__DO THIS__. In the material below, find how many lines contain the string "坪山街道". Write only that number.

__RECORDS FOR THE TASK__.
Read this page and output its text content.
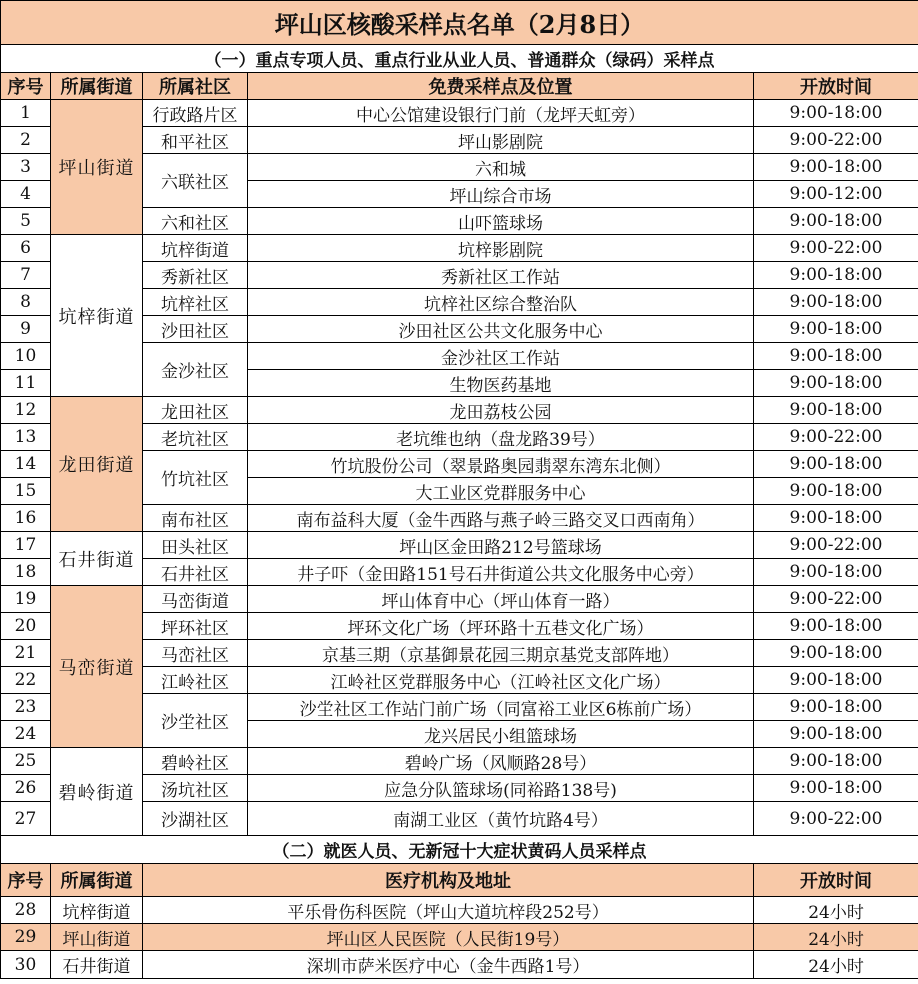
坪山区核酸采样点名单（2月8日）				
（一）重点专项人员、重点行业从业人员、普通群众（绿码）采样点				
序号	所属街道	所属社区	免费采样点及位置	开放时间
1	坪山街道	行政路片区	中心公馆建设银行门前（龙坪天虹旁）	9:00-18:00
2		和平社区	坪山影剧院	9:00-22:00
3		六联社区	六和城	9:00-18:00
4			坪山综合市场	9:00-12:00
5		六和社区	山吓篮球场	9:00-18:00
6	坑梓街道	坑梓街道	坑梓影剧院	9:00-22:00
7		秀新社区	秀新社区工作站	9:00-18:00
8		坑梓社区	坑梓社区综合整治队	9:00-18:00
9		沙田社区	沙田社区公共文化服务中心	9:00-18:00
10		金沙社区	金沙社区工作站	9:00-18:00
11			生物医药基地	9:00-18:00
12	龙田街道	龙田社区	龙田荔枝公园	9:00-18:00
13		老坑社区	老坑维也纳（盘龙路39号）	9:00-22:00
14		竹坑社区	竹坑股份公司（翠景路奥园翡翠东湾东北侧）	9:00-18:00
15			大工业区党群服务中心	9:00-18:00
16		南布社区	南布益科大厦（金牛西路与燕子岭三路交叉口西南角）	9:00-18:00
17	石井街道	田头社区	坪山区金田路212号篮球场	9:00-22:00
18		石井社区	井子吓（金田路151号石井街道公共文化服务中心旁）	9:00-18:00
19	马峦街道	马峦街道	坪山体育中心（坪山体育一路）	9:00-22:00
20		坪环社区	坪环文化广场（坪环路十五巷文化广场）	9:00-18:00
21		马峦社区	京基三期（京基御景花园三期京基党支部阵地）	9:00-18:00
22		江岭社区	江岭社区党群服务中心（江岭社区文化广场）	9:00-18:00
23		沙坣社区	沙坣社区工作站门前广场（同富裕工业区6栋前广场）	9:00-18:00
24			龙兴居民小组篮球场	9:00-18:00
25	碧岭街道	碧岭社区	碧岭广场（风顺路28号）	9:00-18:00
26		汤坑社区	应急分队篮球场(同裕路138号)	9:00-18:00
27		沙湖社区	南湖工业区（黄竹坑路4号）	9:00-22:00
（二）就医人员、无新冠十大症状黄码人员采样点				
序号	所属街道	医疗机构及地址		开放时间
28	坑梓街道	平乐骨伤科医院（坪山大道坑梓段252号）		24小时
29	坪山街道	坪山区人民医院（人民街19号）		24小时
30	石井街道	深圳市萨米医疗中心（金牛西路1号）		24小时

__RESPONSE__. 2